- WHAT THE TASK REQUIRES: Leave the pictures aside and write out exactly every line from the one containing "Read this page and output its text content." through the last line.

- RECORDED INFORMATION:
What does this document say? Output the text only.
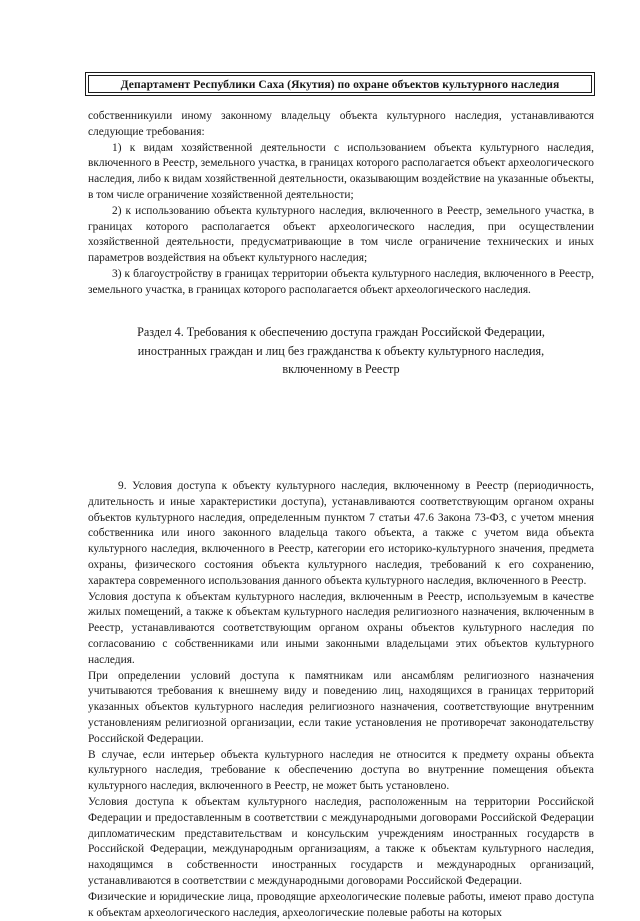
Департамент Республики Саха (Якутия) по охране объектов культурного наследия

собственникуили иному законному владельцу объекта культурного наследия, устанавливаются следующие требования:

1) к видам хозяйственной деятельности с использованием объекта культурного наследия, включенного в Реестр, земельного участка, в границах которого располагается объект археологического наследия, либо к видам хозяйственной деятельности, оказывающим воздействие на указанные объекты, в том числе ограничение хозяйственной деятельности;

2) к использованию объекта культурного наследия, включенного в Реестр, земельного участка, в границах которого располагается объект археологического наследия, при осуществлении хозяйственной деятельности, предусматривающие в том числе ограничение технических и иных параметров воздействия на объект культурного наследия;

3) к благоустройству в границах территории объекта культурного наследия, включенного в Реестр, земельного участка, в границах которого располагается объект археологического наследия.

Раздел 4. Требования к обеспечению доступа граждан Российской Федерации,
иностранных граждан и лиц без гражданства к объекту культурного наследия,
включенному в Реестр

9. Условия доступа к объекту культурного наследия, включенному в Реестр (периодичность, длительность и иные характеристики доступа), устанавливаются соответствующим органом охраны объектов культурного наследия, определенным пунктом 7 статьи 47.6 Закона 73-ФЗ, с учетом мнения собственника или иного законного владельца такого объекта, а также с учетом вида объекта культурного наследия, включенного в Реестр, категории его историко-культурного значения, предмета охраны, физического состояния объекта культурного наследия, требований к его сохранению, характера современного использования данного объекта культурного наследия, включенного в Реестр.

Условия доступа к объектам культурного наследия, включенным в Реестр, используемым в качестве жилых помещений, а также к объектам культурного наследия религиозного назначения, включенным в Реестр, устанавливаются соответствующим органом охраны объектов культурного наследия по согласованию с собственниками или иными законными владельцами этих объектов культурного наследия.

При определении условий доступа к памятникам или ансамблям религиозного назначения учитываются требования к внешнему виду и поведению лиц, находящихся в границах территорий указанных объектов культурного наследия религиозного назначения, соответствующие внутренним установлениям религиозной организации, если такие установления не противоречат законодательству Российской Федерации.

В случае, если интерьер объекта культурного наследия не относится к предмету охраны объекта культурного наследия, требование к обеспечению доступа во внутренние помещения объекта культурного наследия, включенного в Реестр, не может быть установлено.

Условия доступа к объектам культурного наследия, расположенным на территории Российской Федерации и предоставленным в соответствии с международными договорами Российской Федерации дипломатическим представительствам и консульским учреждениям иностранных государств в Российской Федерации, международным организациям, а также к объектам культурного наследия, находящимся в собственности иностранных государств и международных организаций, устанавливаются в соответствии с международными договорами Российской Федерации.

Физические и юридические лица, проводящие археологические полевые работы, имеют право доступа к объектам археологического наследия, археологические полевые работы на которых
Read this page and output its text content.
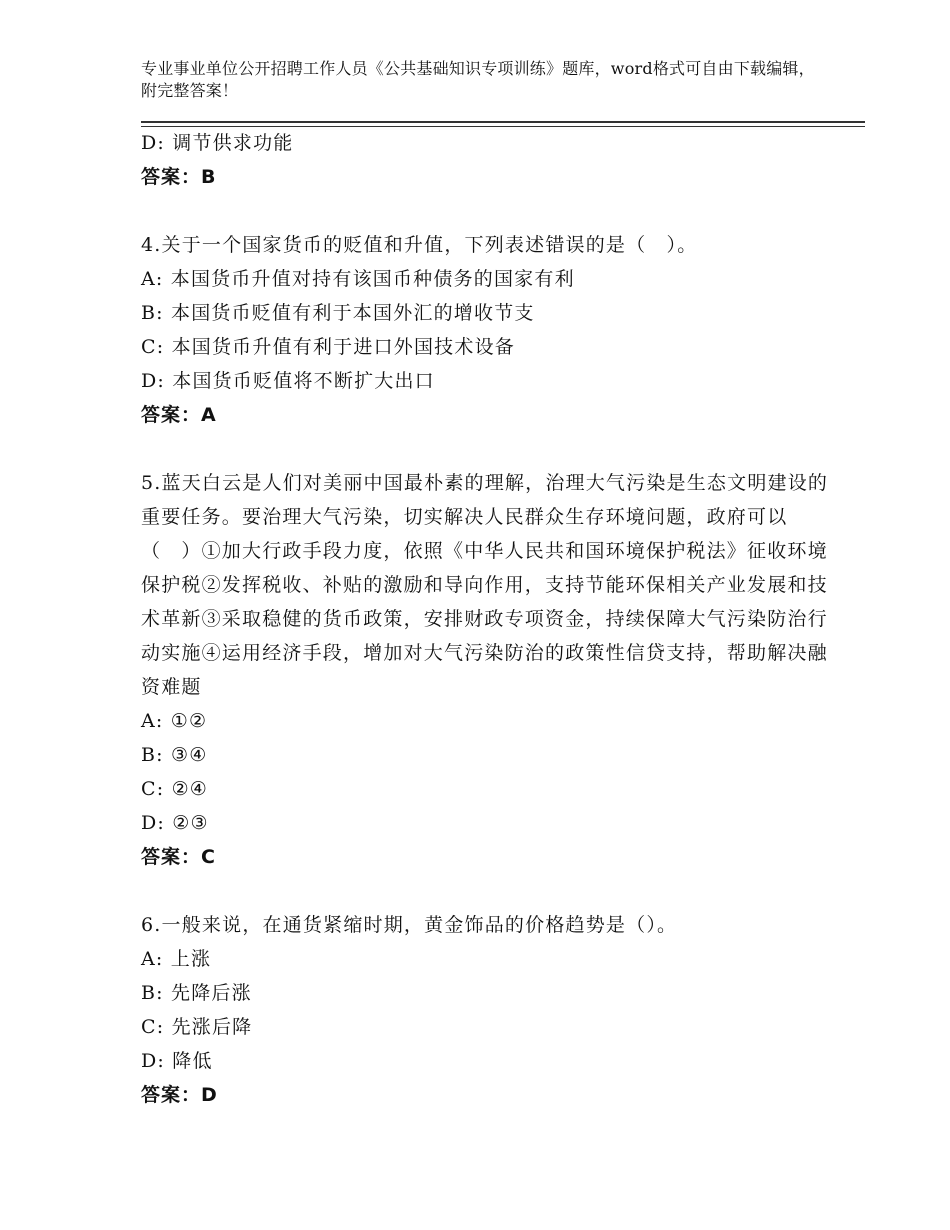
专业事业单位公开招聘工作人员《公共基础知识专项训练》题库，word格式可自由下载编辑，附完整答案！
D: 调节供求功能
答案：B
4.关于一个国家货币的贬值和升值，下列表述错误的是（　）。
A: 本国货币升值对持有该国币种债务的国家有利
B: 本国货币贬值有利于本国外汇的增收节支
C: 本国货币升值有利于进口外国技术设备
D: 本国货币贬值将不断扩大出口
答案：A
5.蓝天白云是人们对美丽中国最朴素的理解，治理大气污染是生态文明建设的重要任务。要治理大气污染，切实解决人民群众生存环境问题，政府可以（　）①加大行政手段力度，依照《中华人民共和国环境保护税法》征收环境保护税②发挥税收、补贴的激励和导向作用，支持节能环保相关产业发展和技术革新③采取稳健的货币政策，安排财政专项资金，持续保障大气污染防治行动实施④运用经济手段，增加对大气污染防治的政策性信贷支持，帮助解决融资难题
A: ①②
B: ③④
C: ②④
D: ②③
答案：C
6.一般来说，在通货紧缩时期，黄金饰品的价格趋势是（）。
A: 上涨
B: 先降后涨
C: 先涨后降
D: 降低
答案：D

- EXERCISE SOLUTION:
Read this page and output its text content.
专业事业单位公开招聘工作人员《公共基础知识专项训练》题库，word格式可自由下载编辑，附完整答案！
D: 调节供求功能
答案：B
4.关于一个国家货币的贬值和升值，下列表述错误的是（　）。
A: 本国货币升值对持有该国币种债务的国家有利
B: 本国货币贬值有利于本国外汇的增收节支
C: 本国货币升值有利于进口外国技术设备
D: 本国货币贬值将不断扩大出口
答案：A
5.蓝天白云是人们对美丽中国最朴素的理解，治理大气污染是生态文明建设的重要任务。要治理大气污染，切实解决人民群众生存环境问题，政府可以（　）①加大行政手段力度，依照《中华人民共和国环境保护税法》征收环境保护税②发挥税收、补贴的激励和导向作用，支持节能环保相关产业发展和技术革新③采取稳健的货币政策，安排财政专项资金，持续保障大气污染防治行动实施④运用经济手段，增加对大气污染防治的政策性信贷支持，帮助解决融资难题
A: ①②
B: ③④
C: ②④
D: ②③
答案：C
6.一般来说，在通货紧缩时期，黄金饰品的价格趋势是（）。
A: 上涨
B: 先降后涨
C: 先涨后降
D: 降低
答案：D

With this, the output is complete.